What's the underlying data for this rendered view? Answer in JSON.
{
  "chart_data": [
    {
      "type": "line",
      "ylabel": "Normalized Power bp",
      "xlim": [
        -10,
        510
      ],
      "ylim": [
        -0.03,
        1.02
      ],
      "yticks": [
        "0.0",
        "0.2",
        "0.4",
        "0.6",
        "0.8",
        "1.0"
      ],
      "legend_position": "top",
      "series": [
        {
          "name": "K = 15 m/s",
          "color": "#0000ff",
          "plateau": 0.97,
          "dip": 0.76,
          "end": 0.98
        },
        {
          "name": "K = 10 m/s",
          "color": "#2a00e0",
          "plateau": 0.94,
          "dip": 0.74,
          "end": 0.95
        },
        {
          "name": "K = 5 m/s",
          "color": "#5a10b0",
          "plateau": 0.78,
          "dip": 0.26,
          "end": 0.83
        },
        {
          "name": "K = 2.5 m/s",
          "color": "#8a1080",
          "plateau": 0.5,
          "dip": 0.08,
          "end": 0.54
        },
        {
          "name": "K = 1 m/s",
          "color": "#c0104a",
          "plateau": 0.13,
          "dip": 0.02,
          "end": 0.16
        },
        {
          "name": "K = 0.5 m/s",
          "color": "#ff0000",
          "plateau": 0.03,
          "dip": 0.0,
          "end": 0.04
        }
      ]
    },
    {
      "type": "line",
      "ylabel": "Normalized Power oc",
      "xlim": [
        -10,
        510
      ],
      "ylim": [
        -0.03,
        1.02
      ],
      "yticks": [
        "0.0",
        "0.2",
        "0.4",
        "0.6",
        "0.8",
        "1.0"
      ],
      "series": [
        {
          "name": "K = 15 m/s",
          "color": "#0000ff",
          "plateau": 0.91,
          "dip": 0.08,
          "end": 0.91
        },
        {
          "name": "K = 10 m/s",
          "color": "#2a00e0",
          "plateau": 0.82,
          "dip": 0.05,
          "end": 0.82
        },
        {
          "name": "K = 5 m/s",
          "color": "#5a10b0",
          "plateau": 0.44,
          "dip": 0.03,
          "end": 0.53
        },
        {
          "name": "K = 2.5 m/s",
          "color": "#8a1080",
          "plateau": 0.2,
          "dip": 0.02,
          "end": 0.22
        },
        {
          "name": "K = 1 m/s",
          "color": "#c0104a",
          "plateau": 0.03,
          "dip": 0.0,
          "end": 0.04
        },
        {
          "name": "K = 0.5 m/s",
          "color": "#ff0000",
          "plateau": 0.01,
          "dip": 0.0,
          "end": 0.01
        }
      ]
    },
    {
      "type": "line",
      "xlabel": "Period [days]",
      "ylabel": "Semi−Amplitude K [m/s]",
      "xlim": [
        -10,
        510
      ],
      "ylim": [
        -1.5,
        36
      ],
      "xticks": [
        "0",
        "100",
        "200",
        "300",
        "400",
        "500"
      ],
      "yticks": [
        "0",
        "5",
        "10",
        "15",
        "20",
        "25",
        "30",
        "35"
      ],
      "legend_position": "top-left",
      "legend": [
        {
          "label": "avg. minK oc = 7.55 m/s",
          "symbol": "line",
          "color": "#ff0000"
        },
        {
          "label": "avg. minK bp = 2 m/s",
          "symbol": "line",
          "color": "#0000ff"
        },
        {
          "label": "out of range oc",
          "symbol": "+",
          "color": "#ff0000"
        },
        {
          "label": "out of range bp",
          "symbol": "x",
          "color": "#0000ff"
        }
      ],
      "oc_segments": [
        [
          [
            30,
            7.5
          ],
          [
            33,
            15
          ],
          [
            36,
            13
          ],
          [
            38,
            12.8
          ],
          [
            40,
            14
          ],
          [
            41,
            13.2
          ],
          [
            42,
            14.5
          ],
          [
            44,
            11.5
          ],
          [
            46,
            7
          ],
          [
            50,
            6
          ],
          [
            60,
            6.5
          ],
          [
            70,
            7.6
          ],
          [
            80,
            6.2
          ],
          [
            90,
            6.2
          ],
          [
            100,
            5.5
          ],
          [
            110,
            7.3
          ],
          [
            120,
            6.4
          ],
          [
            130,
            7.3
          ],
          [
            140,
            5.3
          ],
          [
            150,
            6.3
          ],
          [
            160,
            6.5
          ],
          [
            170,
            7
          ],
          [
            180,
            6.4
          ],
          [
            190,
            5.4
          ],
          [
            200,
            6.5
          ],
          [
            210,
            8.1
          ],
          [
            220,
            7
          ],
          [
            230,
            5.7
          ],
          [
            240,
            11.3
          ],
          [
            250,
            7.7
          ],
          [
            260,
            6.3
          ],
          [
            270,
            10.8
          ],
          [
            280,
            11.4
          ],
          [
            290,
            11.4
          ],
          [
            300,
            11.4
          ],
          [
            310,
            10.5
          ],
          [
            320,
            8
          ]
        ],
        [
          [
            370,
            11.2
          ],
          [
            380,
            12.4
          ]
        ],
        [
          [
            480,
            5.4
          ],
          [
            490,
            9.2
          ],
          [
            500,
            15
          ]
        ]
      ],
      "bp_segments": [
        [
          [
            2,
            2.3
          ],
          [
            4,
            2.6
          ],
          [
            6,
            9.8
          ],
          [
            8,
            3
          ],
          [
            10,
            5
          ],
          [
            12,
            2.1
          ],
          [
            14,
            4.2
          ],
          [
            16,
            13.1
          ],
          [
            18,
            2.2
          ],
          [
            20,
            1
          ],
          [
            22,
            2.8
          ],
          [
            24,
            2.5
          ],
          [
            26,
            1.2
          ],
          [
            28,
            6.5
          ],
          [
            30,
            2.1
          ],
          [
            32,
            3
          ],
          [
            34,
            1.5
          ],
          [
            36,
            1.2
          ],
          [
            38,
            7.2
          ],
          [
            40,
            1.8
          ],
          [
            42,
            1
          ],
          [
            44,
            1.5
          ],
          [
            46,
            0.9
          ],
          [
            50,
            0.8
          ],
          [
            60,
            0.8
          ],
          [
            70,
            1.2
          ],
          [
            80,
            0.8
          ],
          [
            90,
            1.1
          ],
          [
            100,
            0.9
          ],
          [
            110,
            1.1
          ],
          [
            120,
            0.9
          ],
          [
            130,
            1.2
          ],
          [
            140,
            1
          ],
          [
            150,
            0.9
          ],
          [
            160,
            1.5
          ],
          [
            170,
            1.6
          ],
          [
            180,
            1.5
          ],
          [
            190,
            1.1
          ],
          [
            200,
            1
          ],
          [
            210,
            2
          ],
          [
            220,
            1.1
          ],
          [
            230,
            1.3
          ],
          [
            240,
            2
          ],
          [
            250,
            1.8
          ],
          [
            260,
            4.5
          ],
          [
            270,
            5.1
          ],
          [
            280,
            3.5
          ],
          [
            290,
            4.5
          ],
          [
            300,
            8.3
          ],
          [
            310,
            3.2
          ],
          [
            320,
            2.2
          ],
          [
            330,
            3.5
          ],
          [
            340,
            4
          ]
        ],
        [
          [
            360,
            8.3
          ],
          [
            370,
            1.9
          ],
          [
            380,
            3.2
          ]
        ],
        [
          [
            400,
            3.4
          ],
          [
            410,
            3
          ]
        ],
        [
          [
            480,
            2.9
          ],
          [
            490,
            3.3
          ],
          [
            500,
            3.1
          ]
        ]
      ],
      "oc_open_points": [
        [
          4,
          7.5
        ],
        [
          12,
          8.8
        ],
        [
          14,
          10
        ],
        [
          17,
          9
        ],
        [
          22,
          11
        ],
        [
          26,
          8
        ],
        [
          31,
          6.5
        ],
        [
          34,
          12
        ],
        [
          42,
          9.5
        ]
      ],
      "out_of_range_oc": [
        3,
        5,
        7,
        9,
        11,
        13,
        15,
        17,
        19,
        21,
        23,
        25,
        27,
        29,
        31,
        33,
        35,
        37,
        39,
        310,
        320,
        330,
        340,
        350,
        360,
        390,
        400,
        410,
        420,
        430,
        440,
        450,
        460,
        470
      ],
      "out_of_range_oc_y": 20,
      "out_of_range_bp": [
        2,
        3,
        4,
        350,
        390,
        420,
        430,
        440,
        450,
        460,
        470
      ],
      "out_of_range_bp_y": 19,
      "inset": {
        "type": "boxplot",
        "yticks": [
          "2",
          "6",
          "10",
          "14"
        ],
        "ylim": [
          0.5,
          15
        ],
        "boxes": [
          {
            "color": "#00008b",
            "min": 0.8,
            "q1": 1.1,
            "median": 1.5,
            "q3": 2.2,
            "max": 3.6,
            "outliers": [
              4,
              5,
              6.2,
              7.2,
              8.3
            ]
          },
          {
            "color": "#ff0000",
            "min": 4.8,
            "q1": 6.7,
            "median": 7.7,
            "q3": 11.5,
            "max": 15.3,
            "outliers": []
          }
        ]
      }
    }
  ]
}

▸ **STATED TASK**
Find every line in the records that contains the word "symbol"; copy those lines.

▸ **ANSWER TO THE TASK**
          "symbol": "line",
          "symbol": "line",
          "symbol": "+",
          "symbol": "x",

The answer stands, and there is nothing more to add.